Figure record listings
━━━━━━━━━━
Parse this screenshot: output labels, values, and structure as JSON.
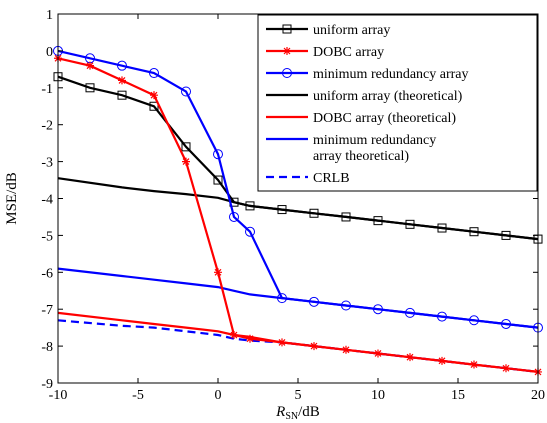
{
  "chart_data": {
    "type": "line",
    "xlabel_main": "R",
    "xlabel_sub": "SN",
    "xlabel_unit": "/dB",
    "ylabel": "MSE/dB",
    "xlim": [
      -10,
      20
    ],
    "ylim": [
      -9,
      1
    ],
    "xticks": [
      -10,
      -5,
      0,
      5,
      10,
      15,
      20
    ],
    "yticks": [
      1,
      0,
      -1,
      -2,
      -3,
      -4,
      -5,
      -6,
      -7,
      -8,
      -9
    ],
    "grid": false,
    "legend_position": "top-right",
    "series": [
      {
        "name": "uniform array",
        "color": "#000000",
        "marker": "square",
        "dash": "solid",
        "x": [
          -10,
          -8,
          -6,
          -4,
          -2,
          0,
          1,
          2,
          4,
          6,
          8,
          10,
          12,
          14,
          16,
          18,
          20
        ],
        "y": [
          -0.7,
          -1.0,
          -1.2,
          -1.5,
          -2.6,
          -3.5,
          -4.1,
          -4.2,
          -4.3,
          -4.4,
          -4.5,
          -4.6,
          -4.7,
          -4.8,
          -4.9,
          -5.0,
          -5.1
        ]
      },
      {
        "name": "DOBC array",
        "color": "#ff0000",
        "marker": "star",
        "dash": "solid",
        "x": [
          -10,
          -8,
          -6,
          -4,
          -2,
          0,
          1,
          2,
          4,
          6,
          8,
          10,
          12,
          14,
          16,
          18,
          20
        ],
        "y": [
          -0.2,
          -0.4,
          -0.8,
          -1.2,
          -3.0,
          -6.0,
          -7.7,
          -7.8,
          -7.9,
          -8.0,
          -8.1,
          -8.2,
          -8.3,
          -8.4,
          -8.5,
          -8.6,
          -8.7
        ]
      },
      {
        "name": "minimum redundancy array",
        "color": "#0000ff",
        "marker": "circle",
        "dash": "solid",
        "x": [
          -10,
          -8,
          -6,
          -4,
          -2,
          0,
          1,
          2,
          4,
          6,
          8,
          10,
          12,
          14,
          16,
          18,
          20
        ],
        "y": [
          0.0,
          -0.2,
          -0.4,
          -0.6,
          -1.1,
          -2.8,
          -4.5,
          -4.9,
          -6.7,
          -6.8,
          -6.9,
          -7.0,
          -7.1,
          -7.2,
          -7.3,
          -7.4,
          -7.5
        ]
      },
      {
        "name": "uniform array (theoretical)",
        "color": "#000000",
        "marker": "none",
        "dash": "solid",
        "x": [
          -10,
          -6,
          -4,
          -2,
          0,
          1,
          2,
          4,
          6,
          8,
          10,
          12,
          14,
          16,
          18,
          20
        ],
        "y": [
          -3.45,
          -3.7,
          -3.8,
          -3.88,
          -3.98,
          -4.1,
          -4.2,
          -4.3,
          -4.4,
          -4.5,
          -4.6,
          -4.7,
          -4.8,
          -4.9,
          -5.0,
          -5.1
        ]
      },
      {
        "name": "DOBC array (theoretical)",
        "color": "#ff0000",
        "marker": "none",
        "dash": "solid",
        "x": [
          -10,
          -6,
          -4,
          -2,
          0,
          1,
          2,
          4,
          6,
          8,
          10,
          12,
          14,
          16,
          18,
          20
        ],
        "y": [
          -7.1,
          -7.3,
          -7.4,
          -7.5,
          -7.6,
          -7.7,
          -7.75,
          -7.9,
          -8.0,
          -8.1,
          -8.2,
          -8.3,
          -8.4,
          -8.5,
          -8.6,
          -8.7
        ]
      },
      {
        "name": "minimum redundancy array theoretical)",
        "color": "#0000ff",
        "marker": "none",
        "dash": "solid",
        "x": [
          -10,
          -6,
          -4,
          -2,
          0,
          1,
          2,
          4,
          6,
          8,
          10,
          12,
          14,
          16,
          18,
          20
        ],
        "y": [
          -5.9,
          -6.1,
          -6.2,
          -6.3,
          -6.4,
          -6.5,
          -6.6,
          -6.7,
          -6.8,
          -6.9,
          -7.0,
          -7.1,
          -7.2,
          -7.3,
          -7.4,
          -7.5
        ]
      },
      {
        "name": "CRLB",
        "color": "#0000ff",
        "marker": "none",
        "dash": "dashed",
        "x": [
          -10,
          -6,
          -4,
          -2,
          0,
          1,
          2,
          4,
          6,
          8,
          10,
          12,
          14,
          16,
          18,
          20
        ],
        "y": [
          -7.3,
          -7.45,
          -7.5,
          -7.6,
          -7.7,
          -7.8,
          -7.85,
          -7.9,
          -8.0,
          -8.1,
          -8.2,
          -8.3,
          -8.4,
          -8.5,
          -8.6,
          -8.7
        ]
      }
    ],
    "legend": [
      {
        "lines": [
          "uniform array"
        ],
        "series_index": 0
      },
      {
        "lines": [
          "DOBC array"
        ],
        "series_index": 1
      },
      {
        "lines": [
          "minimum redundancy array"
        ],
        "series_index": 2
      },
      {
        "lines": [
          "uniform array (theoretical)"
        ],
        "series_index": 3
      },
      {
        "lines": [
          "DOBC array (theoretical)"
        ],
        "series_index": 4
      },
      {
        "lines": [
          "minimum redundancy",
          "array theoretical)"
        ],
        "series_index": 5
      },
      {
        "lines": [
          "CRLB"
        ],
        "series_index": 6
      }
    ]
  }
}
━━━━━━━━━━
### WHAT YOU ARE ASKED TO DO
Write out the listing word for word, omitting the pictures it holds.

### RESPONSE
Parse this screenshot: output labels, values, and structure as JSON.
{
  "chart_data": {
    "type": "line",
    "xlabel_main": "R",
    "xlabel_sub": "SN",
    "xlabel_unit": "/dB",
    "ylabel": "MSE/dB",
    "xlim": [
      -10,
      20
    ],
    "ylim": [
      -9,
      1
    ],
    "xticks": [
      -10,
      -5,
      0,
      5,
      10,
      15,
      20
    ],
    "yticks": [
      1,
      0,
      -1,
      -2,
      -3,
      -4,
      -5,
      -6,
      -7,
      -8,
      -9
    ],
    "grid": false,
    "legend_position": "top-right",
    "series": [
      {
        "name": "uniform array",
        "color": "#000000",
        "marker": "square",
        "dash": "solid",
        "x": [
          -10,
          -8,
          -6,
          -4,
          -2,
          0,
          1,
          2,
          4,
          6,
          8,
          10,
          12,
          14,
          16,
          18,
          20
        ],
        "y": [
          -0.7,
          -1.0,
          -1.2,
          -1.5,
          -2.6,
          -3.5,
          -4.1,
          -4.2,
          -4.3,
          -4.4,
          -4.5,
          -4.6,
          -4.7,
          -4.8,
          -4.9,
          -5.0,
          -5.1
        ]
      },
      {
        "name": "DOBC array",
        "color": "#ff0000",
        "marker": "star",
        "dash": "solid",
        "x": [
          -10,
          -8,
          -6,
          -4,
          -2,
          0,
          1,
          2,
          4,
          6,
          8,
          10,
          12,
          14,
          16,
          18,
          20
        ],
        "y": [
          -0.2,
          -0.4,
          -0.8,
          -1.2,
          -3.0,
          -6.0,
          -7.7,
          -7.8,
          -7.9,
          -8.0,
          -8.1,
          -8.2,
          -8.3,
          -8.4,
          -8.5,
          -8.6,
          -8.7
        ]
      },
      {
        "name": "minimum redundancy array",
        "color": "#0000ff",
        "marker": "circle",
        "dash": "solid",
        "x": [
          -10,
          -8,
          -6,
          -4,
          -2,
          0,
          1,
          2,
          4,
          6,
          8,
          10,
          12,
          14,
          16,
          18,
          20
        ],
        "y": [
          0.0,
          -0.2,
          -0.4,
          -0.6,
          -1.1,
          -2.8,
          -4.5,
          -4.9,
          -6.7,
          -6.8,
          -6.9,
          -7.0,
          -7.1,
          -7.2,
          -7.3,
          -7.4,
          -7.5
        ]
      },
      {
        "name": "uniform array (theoretical)",
        "color": "#000000",
        "marker": "none",
        "dash": "solid",
        "x": [
          -10,
          -6,
          -4,
          -2,
          0,
          1,
          2,
          4,
          6,
          8,
          10,
          12,
          14,
          16,
          18,
          20
        ],
        "y": [
          -3.45,
          -3.7,
          -3.8,
          -3.88,
          -3.98,
          -4.1,
          -4.2,
          -4.3,
          -4.4,
          -4.5,
          -4.6,
          -4.7,
          -4.8,
          -4.9,
          -5.0,
          -5.1
        ]
      },
      {
        "name": "DOBC array (theoretical)",
        "color": "#ff0000",
        "marker": "none",
        "dash": "solid",
        "x": [
          -10,
          -6,
          -4,
          -2,
          0,
          1,
          2,
          4,
          6,
          8,
          10,
          12,
          14,
          16,
          18,
          20
        ],
        "y": [
          -7.1,
          -7.3,
          -7.4,
          -7.5,
          -7.6,
          -7.7,
          -7.75,
          -7.9,
          -8.0,
          -8.1,
          -8.2,
          -8.3,
          -8.4,
          -8.5,
          -8.6,
          -8.7
        ]
      },
      {
        "name": "minimum redundancy array theoretical)",
        "color": "#0000ff",
        "marker": "none",
        "dash": "solid",
        "x": [
          -10,
          -6,
          -4,
          -2,
          0,
          1,
          2,
          4,
          6,
          8,
          10,
          12,
          14,
          16,
          18,
          20
        ],
        "y": [
          -5.9,
          -6.1,
          -6.2,
          -6.3,
          -6.4,
          -6.5,
          -6.6,
          -6.7,
          -6.8,
          -6.9,
          -7.0,
          -7.1,
          -7.2,
          -7.3,
          -7.4,
          -7.5
        ]
      },
      {
        "name": "CRLB",
        "color": "#0000ff",
        "marker": "none",
        "dash": "dashed",
        "x": [
          -10,
          -6,
          -4,
          -2,
          0,
          1,
          2,
          4,
          6,
          8,
          10,
          12,
          14,
          16,
          18,
          20
        ],
        "y": [
          -7.3,
          -7.45,
          -7.5,
          -7.6,
          -7.7,
          -7.8,
          -7.85,
          -7.9,
          -8.0,
          -8.1,
          -8.2,
          -8.3,
          -8.4,
          -8.5,
          -8.6,
          -8.7
        ]
      }
    ],
    "legend": [
      {
        "lines": [
          "uniform array"
        ],
        "series_index": 0
      },
      {
        "lines": [
          "DOBC array"
        ],
        "series_index": 1
      },
      {
        "lines": [
          "minimum redundancy array"
        ],
        "series_index": 2
      },
      {
        "lines": [
          "uniform array (theoretical)"
        ],
        "series_index": 3
      },
      {
        "lines": [
          "DOBC array (theoretical)"
        ],
        "series_index": 4
      },
      {
        "lines": [
          "minimum redundancy",
          "array theoretical)"
        ],
        "series_index": 5
      },
      {
        "lines": [
          "CRLB"
        ],
        "series_index": 6
      }
    ]
  }
}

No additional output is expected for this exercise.